Exercise details: Please copy the records below line for line, with no changes.

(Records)

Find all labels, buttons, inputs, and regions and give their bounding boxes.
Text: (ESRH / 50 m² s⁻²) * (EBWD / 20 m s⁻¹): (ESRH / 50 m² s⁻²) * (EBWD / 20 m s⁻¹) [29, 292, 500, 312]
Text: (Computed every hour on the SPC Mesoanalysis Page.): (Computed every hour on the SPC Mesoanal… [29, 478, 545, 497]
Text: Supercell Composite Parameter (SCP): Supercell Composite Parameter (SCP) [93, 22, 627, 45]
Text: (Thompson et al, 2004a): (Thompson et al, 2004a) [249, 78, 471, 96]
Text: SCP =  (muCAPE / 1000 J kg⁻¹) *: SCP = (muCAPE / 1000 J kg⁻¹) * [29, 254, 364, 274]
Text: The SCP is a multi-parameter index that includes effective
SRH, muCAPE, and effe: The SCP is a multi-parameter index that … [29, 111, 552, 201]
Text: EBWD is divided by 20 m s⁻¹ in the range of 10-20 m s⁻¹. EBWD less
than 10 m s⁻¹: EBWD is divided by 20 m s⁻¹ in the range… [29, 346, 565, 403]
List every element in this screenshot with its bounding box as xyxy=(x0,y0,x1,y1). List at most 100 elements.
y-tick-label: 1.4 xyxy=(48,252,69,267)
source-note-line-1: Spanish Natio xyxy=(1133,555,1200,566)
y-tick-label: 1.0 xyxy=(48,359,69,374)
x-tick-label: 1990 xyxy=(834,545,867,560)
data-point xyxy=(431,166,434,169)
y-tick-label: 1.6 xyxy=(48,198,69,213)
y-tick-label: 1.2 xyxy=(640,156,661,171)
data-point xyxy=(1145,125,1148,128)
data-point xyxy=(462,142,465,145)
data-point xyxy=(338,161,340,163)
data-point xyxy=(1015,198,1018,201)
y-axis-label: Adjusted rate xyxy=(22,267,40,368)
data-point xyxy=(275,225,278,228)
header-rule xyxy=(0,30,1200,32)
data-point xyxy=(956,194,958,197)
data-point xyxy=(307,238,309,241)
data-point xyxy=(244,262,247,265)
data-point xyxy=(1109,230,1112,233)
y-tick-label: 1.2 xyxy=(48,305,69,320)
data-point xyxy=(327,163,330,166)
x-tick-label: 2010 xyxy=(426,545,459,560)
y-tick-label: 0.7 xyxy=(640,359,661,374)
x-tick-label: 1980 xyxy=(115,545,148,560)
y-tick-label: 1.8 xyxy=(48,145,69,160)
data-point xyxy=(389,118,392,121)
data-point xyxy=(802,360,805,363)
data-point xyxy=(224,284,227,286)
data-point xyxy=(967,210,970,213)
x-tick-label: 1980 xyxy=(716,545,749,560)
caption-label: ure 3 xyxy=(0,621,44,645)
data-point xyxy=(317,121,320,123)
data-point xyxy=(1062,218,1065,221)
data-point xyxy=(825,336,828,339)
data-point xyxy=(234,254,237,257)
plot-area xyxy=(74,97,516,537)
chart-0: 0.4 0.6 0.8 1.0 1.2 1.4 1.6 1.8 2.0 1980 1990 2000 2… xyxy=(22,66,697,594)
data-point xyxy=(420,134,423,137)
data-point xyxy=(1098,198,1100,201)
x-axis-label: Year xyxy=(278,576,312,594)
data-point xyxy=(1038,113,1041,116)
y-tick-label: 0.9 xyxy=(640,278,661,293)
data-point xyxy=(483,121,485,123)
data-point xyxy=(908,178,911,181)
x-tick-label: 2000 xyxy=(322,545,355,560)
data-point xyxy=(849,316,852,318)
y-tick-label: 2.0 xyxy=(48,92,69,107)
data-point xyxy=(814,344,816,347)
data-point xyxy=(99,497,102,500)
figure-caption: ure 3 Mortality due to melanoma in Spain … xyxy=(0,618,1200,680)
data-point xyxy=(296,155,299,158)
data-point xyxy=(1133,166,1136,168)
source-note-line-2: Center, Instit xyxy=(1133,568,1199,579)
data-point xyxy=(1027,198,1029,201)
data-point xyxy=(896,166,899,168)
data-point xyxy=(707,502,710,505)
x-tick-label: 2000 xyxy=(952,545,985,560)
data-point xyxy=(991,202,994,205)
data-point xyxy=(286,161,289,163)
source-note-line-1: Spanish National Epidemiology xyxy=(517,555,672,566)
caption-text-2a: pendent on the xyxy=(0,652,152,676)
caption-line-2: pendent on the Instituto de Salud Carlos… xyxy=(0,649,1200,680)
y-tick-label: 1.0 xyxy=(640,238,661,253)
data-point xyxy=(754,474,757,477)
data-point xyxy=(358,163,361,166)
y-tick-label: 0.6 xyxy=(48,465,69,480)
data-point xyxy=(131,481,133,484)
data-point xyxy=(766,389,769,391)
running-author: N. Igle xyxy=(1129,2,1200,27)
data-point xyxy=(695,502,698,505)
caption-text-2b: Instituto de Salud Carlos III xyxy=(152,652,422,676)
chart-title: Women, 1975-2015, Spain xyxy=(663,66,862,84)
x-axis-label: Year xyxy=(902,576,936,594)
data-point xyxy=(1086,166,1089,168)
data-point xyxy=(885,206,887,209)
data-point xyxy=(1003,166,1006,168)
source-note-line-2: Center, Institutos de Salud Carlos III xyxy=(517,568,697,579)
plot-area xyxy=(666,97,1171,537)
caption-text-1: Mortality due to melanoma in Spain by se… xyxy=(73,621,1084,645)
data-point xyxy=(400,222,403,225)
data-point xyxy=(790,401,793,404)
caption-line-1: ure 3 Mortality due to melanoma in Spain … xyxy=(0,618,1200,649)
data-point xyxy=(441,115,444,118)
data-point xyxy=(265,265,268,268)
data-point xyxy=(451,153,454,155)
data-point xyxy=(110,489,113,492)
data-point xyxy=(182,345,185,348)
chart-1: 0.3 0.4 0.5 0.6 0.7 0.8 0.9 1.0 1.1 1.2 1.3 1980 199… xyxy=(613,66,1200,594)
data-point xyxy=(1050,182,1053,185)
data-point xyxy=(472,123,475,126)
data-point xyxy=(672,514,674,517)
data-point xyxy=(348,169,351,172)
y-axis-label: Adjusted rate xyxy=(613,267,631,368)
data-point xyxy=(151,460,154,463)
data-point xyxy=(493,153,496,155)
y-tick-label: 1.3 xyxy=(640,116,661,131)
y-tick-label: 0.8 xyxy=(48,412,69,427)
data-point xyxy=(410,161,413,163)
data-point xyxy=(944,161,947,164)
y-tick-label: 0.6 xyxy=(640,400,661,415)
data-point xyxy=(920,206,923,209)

The reply:
Find all labels, buttons, inputs, and regions and give their bounding boxes.
Text: (ESRH / 50 m² s⁻²) * (EBWD / 20 m s⁻¹): (ESRH / 50 m² s⁻²) * (EBWD / 20 m s⁻¹) [29, 292, 500, 312]
Text: (Computed every hour on the SPC Mesoanalysis Page.): (Computed every hour on the SPC Mesoanal… [29, 478, 545, 497]
Text: Supercell Composite Parameter (SCP): Supercell Composite Parameter (SCP) [93, 22, 627, 45]
Text: (Thompson et al, 2004a): (Thompson et al, 2004a) [249, 78, 471, 96]
Text: SCP =  (muCAPE / 1000 J kg⁻¹) *: SCP = (muCAPE / 1000 J kg⁻¹) * [29, 254, 364, 274]
Text: The SCP is a multi-parameter index that includes effective
SRH, muCAPE, and effe: The SCP is a multi-parameter index that … [29, 111, 552, 201]
Text: EBWD is divided by 20 m s⁻¹ in the range of 10-20 m s⁻¹. EBWD less
than 10 m s⁻¹: EBWD is divided by 20 m s⁻¹ in the range… [29, 346, 565, 403]
List every element in this screenshot with its bounding box as xyxy=(x0,y0,x1,y1). List at most 100 elements.
y-tick-label: 1.4 xyxy=(48,252,69,267)
source-note-line-1: Spanish Natio xyxy=(1133,555,1200,566)
y-tick-label: 1.0 xyxy=(48,359,69,374)
x-tick-label: 1990 xyxy=(834,545,867,560)
data-point xyxy=(431,166,434,169)
y-tick-label: 1.6 xyxy=(48,198,69,213)
y-tick-label: 1.2 xyxy=(640,156,661,171)
data-point xyxy=(1145,125,1148,128)
data-point xyxy=(462,142,465,145)
data-point xyxy=(338,161,340,163)
data-point xyxy=(1015,198,1018,201)
y-axis-label: Adjusted rate xyxy=(22,267,40,368)
data-point xyxy=(275,225,278,228)
header-rule xyxy=(0,30,1200,32)
data-point xyxy=(956,194,958,197)
data-point xyxy=(307,238,309,241)
data-point xyxy=(244,262,247,265)
data-point xyxy=(1109,230,1112,233)
y-tick-label: 1.2 xyxy=(48,305,69,320)
data-point xyxy=(327,163,330,166)
x-tick-label: 2010 xyxy=(426,545,459,560)
y-tick-label: 0.7 xyxy=(640,359,661,374)
x-tick-label: 1980 xyxy=(115,545,148,560)
y-tick-label: 1.8 xyxy=(48,145,69,160)
data-point xyxy=(389,118,392,121)
data-point xyxy=(802,360,805,363)
data-point xyxy=(224,284,227,286)
data-point xyxy=(967,210,970,213)
x-tick-label: 1980 xyxy=(716,545,749,560)
caption-label: ure 3 xyxy=(0,621,44,645)
data-point xyxy=(317,121,320,123)
data-point xyxy=(1062,218,1065,221)
data-point xyxy=(825,336,828,339)
data-point xyxy=(234,254,237,257)
plot-area xyxy=(74,97,516,537)
chart-0: 0.4 0.6 0.8 1.0 1.2 1.4 1.6 1.8 2.0 1980 1990 2000 2… xyxy=(22,66,697,594)
data-point xyxy=(420,134,423,137)
data-point xyxy=(1098,198,1100,201)
x-axis-label: Year xyxy=(278,576,312,594)
data-point xyxy=(1038,113,1041,116)
y-tick-label: 0.9 xyxy=(640,278,661,293)
data-point xyxy=(483,121,485,123)
data-point xyxy=(908,178,911,181)
x-tick-label: 2000 xyxy=(322,545,355,560)
data-point xyxy=(849,316,852,318)
y-tick-label: 2.0 xyxy=(48,92,69,107)
data-point xyxy=(814,344,816,347)
data-point xyxy=(99,497,102,500)
figure-caption: ure 3 Mortality due to melanoma in Spain … xyxy=(0,618,1200,680)
data-point xyxy=(296,155,299,158)
data-point xyxy=(1133,166,1136,168)
source-note-line-2: Center, Instit xyxy=(1133,568,1199,579)
data-point xyxy=(1027,198,1029,201)
data-point xyxy=(896,166,899,168)
data-point xyxy=(707,502,710,505)
x-tick-label: 2000 xyxy=(952,545,985,560)
data-point xyxy=(991,202,994,205)
data-point xyxy=(286,161,289,163)
source-note-line-1: Spanish National Epidemiology xyxy=(517,555,672,566)
caption-text-2a: pendent on the xyxy=(0,652,152,676)
caption-line-2: pendent on the Instituto de Salud Carlos… xyxy=(0,649,1200,680)
y-tick-label: 1.0 xyxy=(640,238,661,253)
data-point xyxy=(754,474,757,477)
data-point xyxy=(358,163,361,166)
y-tick-label: 0.6 xyxy=(48,465,69,480)
data-point xyxy=(131,481,133,484)
data-point xyxy=(766,389,769,391)
running-author: N. Igle xyxy=(1129,2,1200,27)
data-point xyxy=(695,502,698,505)
caption-text-2b: Instituto de Salud Carlos III xyxy=(152,652,422,676)
chart-title: Women, 1975-2015, Spain xyxy=(663,66,862,84)
x-axis-label: Year xyxy=(902,576,936,594)
data-point xyxy=(1086,166,1089,168)
data-point xyxy=(885,206,887,209)
data-point xyxy=(1003,166,1006,168)
source-note-line-2: Center, Institutos de Salud Carlos III xyxy=(517,568,697,579)
plot-area xyxy=(666,97,1171,537)
caption-text-1: Mortality due to melanoma in Spain by se… xyxy=(73,621,1084,645)
data-point xyxy=(400,222,403,225)
data-point xyxy=(790,401,793,404)
caption-line-1: ure 3 Mortality due to melanoma in Spain … xyxy=(0,618,1200,649)
data-point xyxy=(441,115,444,118)
data-point xyxy=(265,265,268,268)
data-point xyxy=(451,153,454,155)
data-point xyxy=(110,489,113,492)
data-point xyxy=(182,345,185,348)
chart-1: 0.3 0.4 0.5 0.6 0.7 0.8 0.9 1.0 1.1 1.2 1.3 1980 199… xyxy=(613,66,1200,594)
data-point xyxy=(1050,182,1053,185)
data-point xyxy=(472,123,475,126)
data-point xyxy=(672,514,674,517)
data-point xyxy=(348,169,351,172)
y-axis-label: Adjusted rate xyxy=(613,267,631,368)
data-point xyxy=(151,460,154,463)
data-point xyxy=(493,153,496,155)
y-tick-label: 1.3 xyxy=(640,116,661,131)
y-tick-label: 0.8 xyxy=(48,412,69,427)
data-point xyxy=(410,161,413,163)
data-point xyxy=(944,161,947,164)
y-tick-label: 0.6 xyxy=(640,400,661,415)
data-point xyxy=(920,206,923,209)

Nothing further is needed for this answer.